● Exercise: Extract the complete listing and output it unchanged.

# start of Given records

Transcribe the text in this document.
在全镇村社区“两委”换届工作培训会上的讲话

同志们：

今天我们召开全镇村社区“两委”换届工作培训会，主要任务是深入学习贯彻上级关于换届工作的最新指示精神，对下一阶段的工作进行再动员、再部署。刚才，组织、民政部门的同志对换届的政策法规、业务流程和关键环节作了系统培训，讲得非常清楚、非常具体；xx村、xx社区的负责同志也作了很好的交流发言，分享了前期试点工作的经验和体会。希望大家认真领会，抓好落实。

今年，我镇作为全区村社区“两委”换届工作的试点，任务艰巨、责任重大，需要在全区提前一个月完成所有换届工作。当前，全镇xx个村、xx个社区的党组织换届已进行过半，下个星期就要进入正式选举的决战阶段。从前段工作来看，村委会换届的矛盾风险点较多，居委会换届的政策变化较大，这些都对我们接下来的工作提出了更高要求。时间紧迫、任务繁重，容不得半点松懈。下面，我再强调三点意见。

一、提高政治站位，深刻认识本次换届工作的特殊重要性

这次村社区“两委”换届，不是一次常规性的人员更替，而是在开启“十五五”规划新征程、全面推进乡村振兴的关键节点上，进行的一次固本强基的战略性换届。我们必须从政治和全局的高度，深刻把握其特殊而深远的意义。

# end of Given records

● Correct response:
Transcribe the text in this document.
在全镇村社区“两委”换届工作培训会上的讲话

同志们：

今天我们召开全镇村社区“两委”换届工作培训会，主要任务是深入学习贯彻上级关于换届工作的最新指示精神，对下一阶段的工作进行再动员、再部署。刚才，组织、民政部门的同志对换届的政策法规、业务流程和关键环节作了系统培训，讲得非常清楚、非常具体；xx村、xx社区的负责同志也作了很好的交流发言，分享了前期试点工作的经验和体会。希望大家认真领会，抓好落实。

今年，我镇作为全区村社区“两委”换届工作的试点，任务艰巨、责任重大，需要在全区提前一个月完成所有换届工作。当前，全镇xx个村、xx个社区的党组织换届已进行过半，下个星期就要进入正式选举的决战阶段。从前段工作来看，村委会换届的矛盾风险点较多，居委会换届的政策变化较大，这些都对我们接下来的工作提出了更高要求。时间紧迫、任务繁重，容不得半点松懈。下面，我再强调三点意见。

一、提高政治站位，深刻认识本次换届工作的特殊重要性

这次村社区“两委”换届，不是一次常规性的人员更替，而是在开启“十五五”规划新征程、全面推进乡村振兴的关键节点上，进行的一次固本强基的战略性换届。我们必须从政治和全局的高度，深刻把握其特殊而深远的意义。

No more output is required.